TASK STATEMENT. Restate, word for word, every line of the data.
>>>>
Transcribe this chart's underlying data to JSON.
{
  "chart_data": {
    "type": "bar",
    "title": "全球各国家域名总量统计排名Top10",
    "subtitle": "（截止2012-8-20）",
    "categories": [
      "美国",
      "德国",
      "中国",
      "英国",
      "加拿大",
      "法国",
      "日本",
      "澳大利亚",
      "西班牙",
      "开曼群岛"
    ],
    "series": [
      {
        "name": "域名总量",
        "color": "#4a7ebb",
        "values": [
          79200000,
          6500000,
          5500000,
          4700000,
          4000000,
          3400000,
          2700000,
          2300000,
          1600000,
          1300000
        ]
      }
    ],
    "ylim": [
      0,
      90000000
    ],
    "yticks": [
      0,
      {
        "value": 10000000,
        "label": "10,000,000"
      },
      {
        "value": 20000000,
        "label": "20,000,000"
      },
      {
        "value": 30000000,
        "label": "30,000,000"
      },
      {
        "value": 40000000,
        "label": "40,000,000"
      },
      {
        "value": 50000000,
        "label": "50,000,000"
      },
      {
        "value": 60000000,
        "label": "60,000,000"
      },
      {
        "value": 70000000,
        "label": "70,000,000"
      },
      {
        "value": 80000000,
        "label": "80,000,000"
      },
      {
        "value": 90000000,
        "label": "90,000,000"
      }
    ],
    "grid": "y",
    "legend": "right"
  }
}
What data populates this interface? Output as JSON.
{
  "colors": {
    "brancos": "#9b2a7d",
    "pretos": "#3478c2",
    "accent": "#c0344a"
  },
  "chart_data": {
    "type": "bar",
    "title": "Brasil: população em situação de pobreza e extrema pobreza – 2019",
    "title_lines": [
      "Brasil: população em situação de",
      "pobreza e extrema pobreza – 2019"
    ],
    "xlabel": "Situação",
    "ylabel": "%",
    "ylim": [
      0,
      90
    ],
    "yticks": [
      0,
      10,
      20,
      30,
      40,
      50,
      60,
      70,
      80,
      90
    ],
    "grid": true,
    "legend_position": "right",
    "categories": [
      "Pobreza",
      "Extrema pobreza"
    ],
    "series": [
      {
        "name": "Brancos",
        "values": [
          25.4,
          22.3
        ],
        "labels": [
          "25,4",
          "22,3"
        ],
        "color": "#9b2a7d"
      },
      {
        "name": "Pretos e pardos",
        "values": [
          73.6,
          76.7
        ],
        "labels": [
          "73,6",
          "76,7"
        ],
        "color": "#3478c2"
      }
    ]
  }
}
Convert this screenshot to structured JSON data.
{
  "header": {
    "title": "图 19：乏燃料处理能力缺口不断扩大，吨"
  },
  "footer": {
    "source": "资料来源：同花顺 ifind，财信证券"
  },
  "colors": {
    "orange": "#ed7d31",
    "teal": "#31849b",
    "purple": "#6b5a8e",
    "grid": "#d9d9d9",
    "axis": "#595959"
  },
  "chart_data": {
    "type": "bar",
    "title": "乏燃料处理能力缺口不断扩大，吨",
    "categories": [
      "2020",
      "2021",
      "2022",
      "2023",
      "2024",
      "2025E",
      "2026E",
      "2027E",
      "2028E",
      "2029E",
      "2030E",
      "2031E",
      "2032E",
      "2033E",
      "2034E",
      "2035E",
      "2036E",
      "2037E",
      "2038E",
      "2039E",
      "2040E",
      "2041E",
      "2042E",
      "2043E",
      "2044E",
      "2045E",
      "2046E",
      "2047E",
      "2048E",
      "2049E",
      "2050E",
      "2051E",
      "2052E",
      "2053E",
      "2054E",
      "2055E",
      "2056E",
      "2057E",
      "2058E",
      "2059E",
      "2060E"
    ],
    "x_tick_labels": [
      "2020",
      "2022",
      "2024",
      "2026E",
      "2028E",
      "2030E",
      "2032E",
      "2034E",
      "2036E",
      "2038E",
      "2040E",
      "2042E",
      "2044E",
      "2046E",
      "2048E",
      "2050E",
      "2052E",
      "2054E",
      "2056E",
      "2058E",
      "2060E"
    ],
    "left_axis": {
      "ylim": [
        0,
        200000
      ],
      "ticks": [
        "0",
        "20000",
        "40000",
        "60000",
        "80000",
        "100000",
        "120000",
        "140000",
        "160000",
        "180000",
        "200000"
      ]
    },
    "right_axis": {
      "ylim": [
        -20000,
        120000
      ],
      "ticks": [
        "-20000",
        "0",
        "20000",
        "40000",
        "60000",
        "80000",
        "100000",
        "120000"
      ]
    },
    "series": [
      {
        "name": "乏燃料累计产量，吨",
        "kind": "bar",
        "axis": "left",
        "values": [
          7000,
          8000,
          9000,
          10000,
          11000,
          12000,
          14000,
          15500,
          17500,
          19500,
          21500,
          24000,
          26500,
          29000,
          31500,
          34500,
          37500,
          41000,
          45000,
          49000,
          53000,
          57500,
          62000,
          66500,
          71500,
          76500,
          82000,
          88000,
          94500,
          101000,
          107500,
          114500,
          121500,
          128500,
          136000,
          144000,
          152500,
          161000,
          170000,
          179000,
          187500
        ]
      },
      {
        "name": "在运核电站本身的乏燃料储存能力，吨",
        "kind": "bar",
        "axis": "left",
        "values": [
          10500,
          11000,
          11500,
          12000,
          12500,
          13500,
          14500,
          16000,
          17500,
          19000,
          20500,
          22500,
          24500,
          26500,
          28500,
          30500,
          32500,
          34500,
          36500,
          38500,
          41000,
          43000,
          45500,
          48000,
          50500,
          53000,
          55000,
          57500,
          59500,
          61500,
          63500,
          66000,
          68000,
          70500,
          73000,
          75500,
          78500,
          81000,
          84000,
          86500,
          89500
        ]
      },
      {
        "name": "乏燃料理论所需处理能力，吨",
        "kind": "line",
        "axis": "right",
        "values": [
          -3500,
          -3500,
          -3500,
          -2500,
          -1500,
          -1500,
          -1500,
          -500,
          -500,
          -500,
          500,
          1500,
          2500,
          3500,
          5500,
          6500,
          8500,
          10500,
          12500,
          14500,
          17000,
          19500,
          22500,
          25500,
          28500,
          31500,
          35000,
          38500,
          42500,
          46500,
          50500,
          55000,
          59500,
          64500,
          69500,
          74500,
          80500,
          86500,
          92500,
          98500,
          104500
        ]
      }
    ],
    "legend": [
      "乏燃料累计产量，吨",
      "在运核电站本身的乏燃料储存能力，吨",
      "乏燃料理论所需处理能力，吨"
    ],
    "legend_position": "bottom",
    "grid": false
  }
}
<<<<
THE REPLY.
Transcribe this chart's underlying data to JSON.
{
  "chart_data": {
    "type": "bar",
    "title": "全球各国家域名总量统计排名Top10",
    "subtitle": "（截止2012-8-20）",
    "categories": [
      "美国",
      "德国",
      "中国",
      "英国",
      "加拿大",
      "法国",
      "日本",
      "澳大利亚",
      "西班牙",
      "开曼群岛"
    ],
    "series": [
      {
        "name": "域名总量",
        "color": "#4a7ebb",
        "values": [
          79200000,
          6500000,
          5500000,
          4700000,
          4000000,
          3400000,
          2700000,
          2300000,
          1600000,
          1300000
        ]
      }
    ],
    "ylim": [
      0,
      90000000
    ],
    "yticks": [
      0,
      {
        "value": 10000000,
        "label": "10,000,000"
      },
      {
        "value": 20000000,
        "label": "20,000,000"
      },
      {
        "value": 30000000,
        "label": "30,000,000"
      },
      {
        "value": 40000000,
        "label": "40,000,000"
      },
      {
        "value": 50000000,
        "label": "50,000,000"
      },
      {
        "value": 60000000,
        "label": "60,000,000"
      },
      {
        "value": 70000000,
        "label": "70,000,000"
      },
      {
        "value": 80000000,
        "label": "80,000,000"
      },
      {
        "value": 90000000,
        "label": "90,000,000"
      }
    ],
    "grid": "y",
    "legend": "right"
  }
}
What data populates this interface? Output as JSON.
{
  "colors": {
    "brancos": "#9b2a7d",
    "pretos": "#3478c2",
    "accent": "#c0344a"
  },
  "chart_data": {
    "type": "bar",
    "title": "Brasil: população em situação de pobreza e extrema pobreza – 2019",
    "title_lines": [
      "Brasil: população em situação de",
      "pobreza e extrema pobreza – 2019"
    ],
    "xlabel": "Situação",
    "ylabel": "%",
    "ylim": [
      0,
      90
    ],
    "yticks": [
      0,
      10,
      20,
      30,
      40,
      50,
      60,
      70,
      80,
      90
    ],
    "grid": true,
    "legend_position": "right",
    "categories": [
      "Pobreza",
      "Extrema pobreza"
    ],
    "series": [
      {
        "name": "Brancos",
        "values": [
          25.4,
          22.3
        ],
        "labels": [
          "25,4",
          "22,3"
        ],
        "color": "#9b2a7d"
      },
      {
        "name": "Pretos e pardos",
        "values": [
          73.6,
          76.7
        ],
        "labels": [
          "73,6",
          "76,7"
        ],
        "color": "#3478c2"
      }
    ]
  }
}
Convert this screenshot to structured JSON data.
{
  "header": {
    "title": "图 19：乏燃料处理能力缺口不断扩大，吨"
  },
  "footer": {
    "source": "资料来源：同花顺 ifind，财信证券"
  },
  "colors": {
    "orange": "#ed7d31",
    "teal": "#31849b",
    "purple": "#6b5a8e",
    "grid": "#d9d9d9",
    "axis": "#595959"
  },
  "chart_data": {
    "type": "bar",
    "title": "乏燃料处理能力缺口不断扩大，吨",
    "categories": [
      "2020",
      "2021",
      "2022",
      "2023",
      "2024",
      "2025E",
      "2026E",
      "2027E",
      "2028E",
      "2029E",
      "2030E",
      "2031E",
      "2032E",
      "2033E",
      "2034E",
      "2035E",
      "2036E",
      "2037E",
      "2038E",
      "2039E",
      "2040E",
      "2041E",
      "2042E",
      "2043E",
      "2044E",
      "2045E",
      "2046E",
      "2047E",
      "2048E",
      "2049E",
      "2050E",
      "2051E",
      "2052E",
      "2053E",
      "2054E",
      "2055E",
      "2056E",
      "2057E",
      "2058E",
      "2059E",
      "2060E"
    ],
    "x_tick_labels": [
      "2020",
      "2022",
      "2024",
      "2026E",
      "2028E",
      "2030E",
      "2032E",
      "2034E",
      "2036E",
      "2038E",
      "2040E",
      "2042E",
      "2044E",
      "2046E",
      "2048E",
      "2050E",
      "2052E",
      "2054E",
      "2056E",
      "2058E",
      "2060E"
    ],
    "left_axis": {
      "ylim": [
        0,
        200000
      ],
      "ticks": [
        "0",
        "20000",
        "40000",
        "60000",
        "80000",
        "100000",
        "120000",
        "140000",
        "160000",
        "180000",
        "200000"
      ]
    },
    "right_axis": {
      "ylim": [
        -20000,
        120000
      ],
      "ticks": [
        "-20000",
        "0",
        "20000",
        "40000",
        "60000",
        "80000",
        "100000",
        "120000"
      ]
    },
    "series": [
      {
        "name": "乏燃料累计产量，吨",
        "kind": "bar",
        "axis": "left",
        "values": [
          7000,
          8000,
          9000,
          10000,
          11000,
          12000,
          14000,
          15500,
          17500,
          19500,
          21500,
          24000,
          26500,
          29000,
          31500,
          34500,
          37500,
          41000,
          45000,
          49000,
          53000,
          57500,
          62000,
          66500,
          71500,
          76500,
          82000,
          88000,
          94500,
          101000,
          107500,
          114500,
          121500,
          128500,
          136000,
          144000,
          152500,
          161000,
          170000,
          179000,
          187500
        ]
      },
      {
        "name": "在运核电站本身的乏燃料储存能力，吨",
        "kind": "bar",
        "axis": "left",
        "values": [
          10500,
          11000,
          11500,
          12000,
          12500,
          13500,
          14500,
          16000,
          17500,
          19000,
          20500,
          22500,
          24500,
          26500,
          28500,
          30500,
          32500,
          34500,
          36500,
          38500,
          41000,
          43000,
          45500,
          48000,
          50500,
          53000,
          55000,
          57500,
          59500,
          61500,
          63500,
          66000,
          68000,
          70500,
          73000,
          75500,
          78500,
          81000,
          84000,
          86500,
          89500
        ]
      },
      {
        "name": "乏燃料理论所需处理能力，吨",
        "kind": "line",
        "axis": "right",
        "values": [
          -3500,
          -3500,
          -3500,
          -2500,
          -1500,
          -1500,
          -1500,
          -500,
          -500,
          -500,
          500,
          1500,
          2500,
          3500,
          5500,
          6500,
          8500,
          10500,
          12500,
          14500,
          17000,
          19500,
          22500,
          25500,
          28500,
          31500,
          35000,
          38500,
          42500,
          46500,
          50500,
          55000,
          59500,
          64500,
          69500,
          74500,
          80500,
          86500,
          92500,
          98500,
          104500
        ]
      }
    ],
    "legend": [
      "乏燃料累计产量，吨",
      "在运核电站本身的乏燃料储存能力，吨",
      "乏燃料理论所需处理能力，吨"
    ],
    "legend_position": "bottom",
    "grid": false
  }
}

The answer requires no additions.